Lines of data
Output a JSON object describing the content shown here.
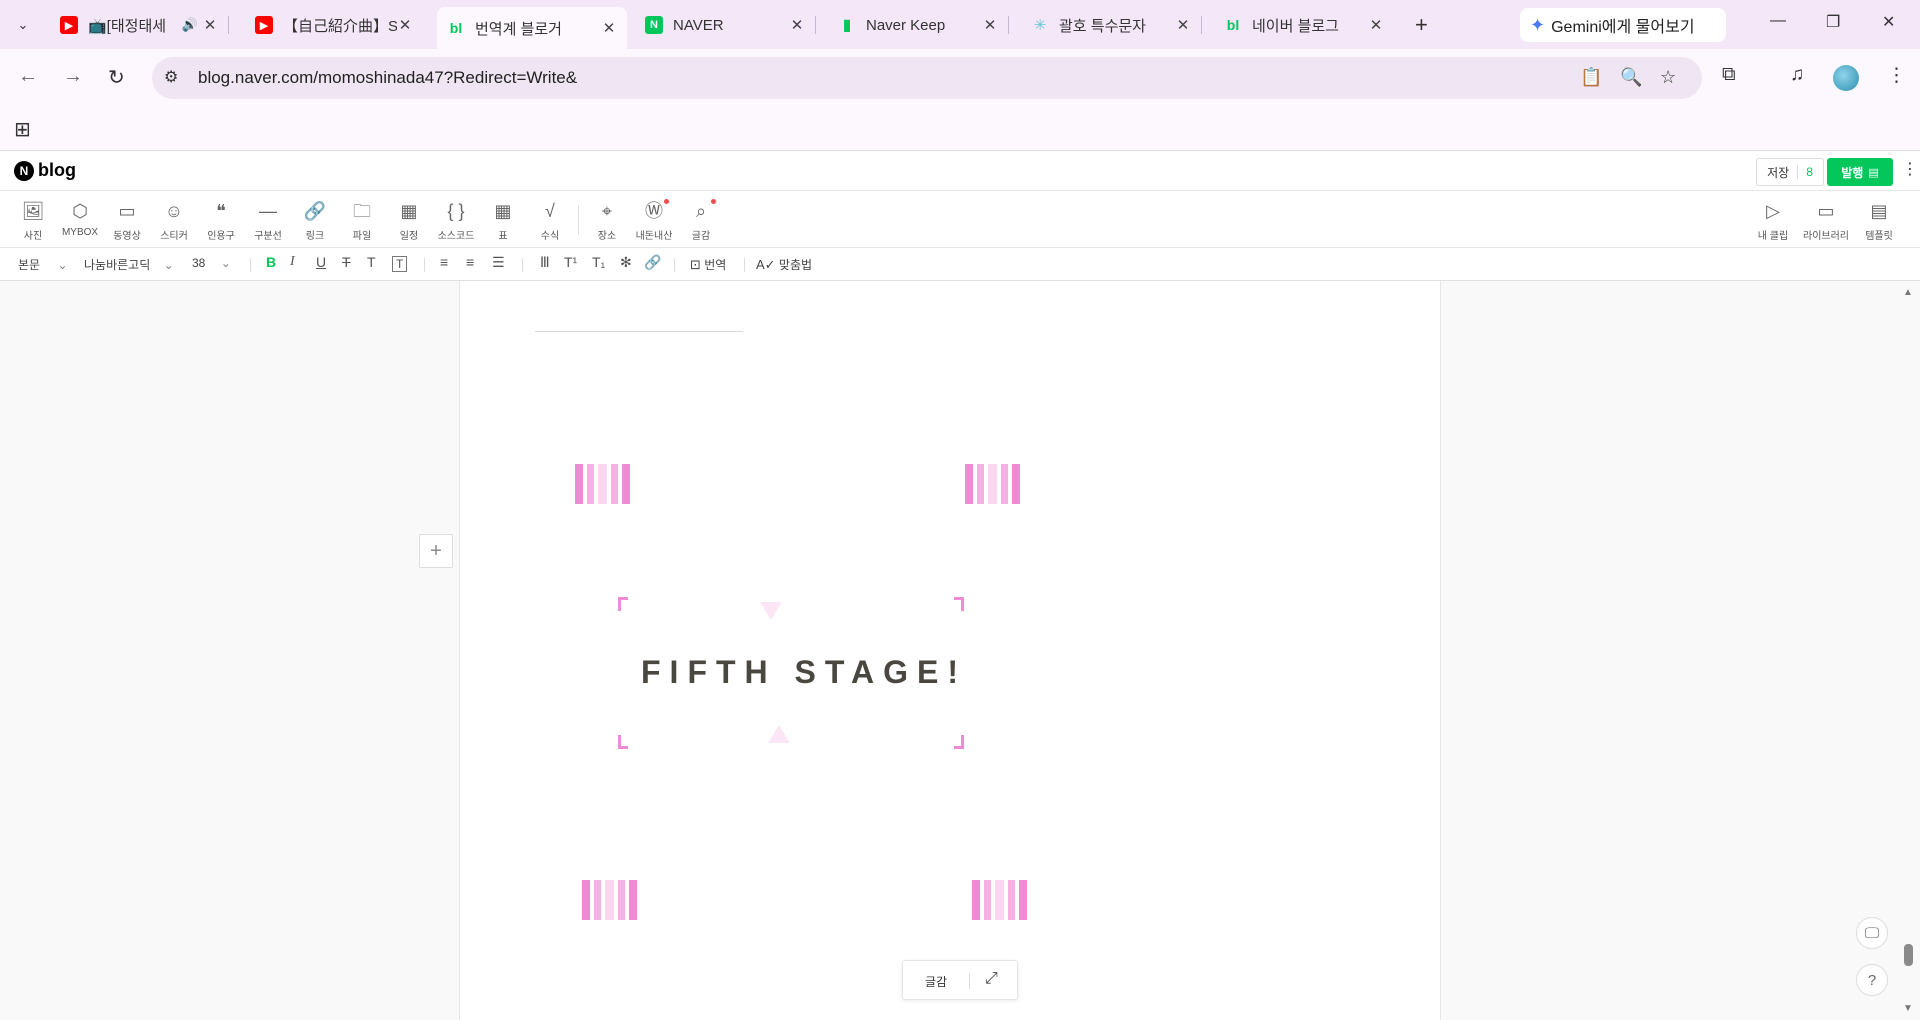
{
  "browser": {
    "tabs": [
      {
        "label": "📺[태정태세",
        "favicon": "youtube-icon",
        "audio": true,
        "active": false
      },
      {
        "label": "【自己紹介曲】SI",
        "favicon": "youtube-icon",
        "active": false
      },
      {
        "label": "번역계 블로거",
        "favicon": "naver-blog-icon",
        "favicon_text": "bl",
        "active": true
      },
      {
        "label": "NAVER",
        "favicon": "naver-icon",
        "favicon_text": "N",
        "active": false
      },
      {
        "label": "Naver Keep",
        "favicon": "keep-bookmark-icon",
        "active": false
      },
      {
        "label": "괄호 특수문자",
        "favicon": "special-char-icon",
        "active": false
      },
      {
        "label": "네이버 블로그",
        "favicon": "naver-blog-icon",
        "favicon_text": "bl",
        "active": false
      }
    ],
    "gemini_label": "Gemini에게 물어보기",
    "url": "blog.naver.com/momoshinada47?Redirect=Write&"
  },
  "blog": {
    "logo_text": "blog",
    "logo_n": "N",
    "save_label": "저장",
    "save_count": "8",
    "publish_label": "발행"
  },
  "insert_toolbar": {
    "items": [
      {
        "label": "사진",
        "icon": "photo-icon"
      },
      {
        "label": "MYBOX",
        "icon": "mybox-icon"
      },
      {
        "label": "동영상",
        "icon": "video-icon"
      },
      {
        "label": "스티커",
        "icon": "sticker-icon"
      },
      {
        "label": "인용구",
        "icon": "quote-icon"
      },
      {
        "label": "구분선",
        "icon": "divider-icon"
      },
      {
        "label": "링크",
        "icon": "link-icon"
      },
      {
        "label": "파일",
        "icon": "file-icon"
      },
      {
        "label": "일정",
        "icon": "calendar-icon"
      },
      {
        "label": "소스코드",
        "icon": "source-code-icon"
      },
      {
        "label": "표",
        "icon": "table-icon"
      },
      {
        "label": "수식",
        "icon": "formula-icon"
      },
      {
        "label": "장소",
        "icon": "place-icon"
      },
      {
        "label": "내돈내산",
        "icon": "purchase-icon"
      },
      {
        "label": "글감",
        "icon": "material-search-icon"
      }
    ],
    "right_items": [
      {
        "label": "내 클립",
        "icon": "clip-icon"
      },
      {
        "label": "라이브러리",
        "icon": "library-icon"
      },
      {
        "label": "템플릿",
        "icon": "template-icon"
      }
    ]
  },
  "format_toolbar": {
    "paragraph_style": "본문",
    "font": "나눔바른고딕",
    "font_size": "38",
    "translate_label": "번역",
    "spellcheck_label": "맞춤법"
  },
  "document": {
    "stage_title": "FIFTH STAGE!",
    "accent_color": "#f08ad5"
  },
  "floating_bar": {
    "label": "글감"
  }
}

Brief ->
Set down all the data again exactly as above, pictures excluded.

Completed exercise ->
Output a JSON object describing the content shown here.
{
  "browser": {
    "tabs": [
      {
        "label": "📺[태정태세",
        "favicon": "youtube-icon",
        "audio": true,
        "active": false
      },
      {
        "label": "【自己紹介曲】SI",
        "favicon": "youtube-icon",
        "active": false
      },
      {
        "label": "번역계 블로거",
        "favicon": "naver-blog-icon",
        "favicon_text": "bl",
        "active": true
      },
      {
        "label": "NAVER",
        "favicon": "naver-icon",
        "favicon_text": "N",
        "active": false
      },
      {
        "label": "Naver Keep",
        "favicon": "keep-bookmark-icon",
        "active": false
      },
      {
        "label": "괄호 특수문자",
        "favicon": "special-char-icon",
        "active": false
      },
      {
        "label": "네이버 블로그",
        "favicon": "naver-blog-icon",
        "favicon_text": "bl",
        "active": false
      }
    ],
    "gemini_label": "Gemini에게 물어보기",
    "url": "blog.naver.com/momoshinada47?Redirect=Write&"
  },
  "blog": {
    "logo_text": "blog",
    "logo_n": "N",
    "save_label": "저장",
    "save_count": "8",
    "publish_label": "발행"
  },
  "insert_toolbar": {
    "items": [
      {
        "label": "사진",
        "icon": "photo-icon"
      },
      {
        "label": "MYBOX",
        "icon": "mybox-icon"
      },
      {
        "label": "동영상",
        "icon": "video-icon"
      },
      {
        "label": "스티커",
        "icon": "sticker-icon"
      },
      {
        "label": "인용구",
        "icon": "quote-icon"
      },
      {
        "label": "구분선",
        "icon": "divider-icon"
      },
      {
        "label": "링크",
        "icon": "link-icon"
      },
      {
        "label": "파일",
        "icon": "file-icon"
      },
      {
        "label": "일정",
        "icon": "calendar-icon"
      },
      {
        "label": "소스코드",
        "icon": "source-code-icon"
      },
      {
        "label": "표",
        "icon": "table-icon"
      },
      {
        "label": "수식",
        "icon": "formula-icon"
      },
      {
        "label": "장소",
        "icon": "place-icon"
      },
      {
        "label": "내돈내산",
        "icon": "purchase-icon"
      },
      {
        "label": "글감",
        "icon": "material-search-icon"
      }
    ],
    "right_items": [
      {
        "label": "내 클립",
        "icon": "clip-icon"
      },
      {
        "label": "라이브러리",
        "icon": "library-icon"
      },
      {
        "label": "템플릿",
        "icon": "template-icon"
      }
    ]
  },
  "format_toolbar": {
    "paragraph_style": "본문",
    "font": "나눔바른고딕",
    "font_size": "38",
    "translate_label": "번역",
    "spellcheck_label": "맞춤법"
  },
  "document": {
    "stage_title": "FIFTH STAGE!",
    "accent_color": "#f08ad5"
  },
  "floating_bar": {
    "label": "글감"
  }
}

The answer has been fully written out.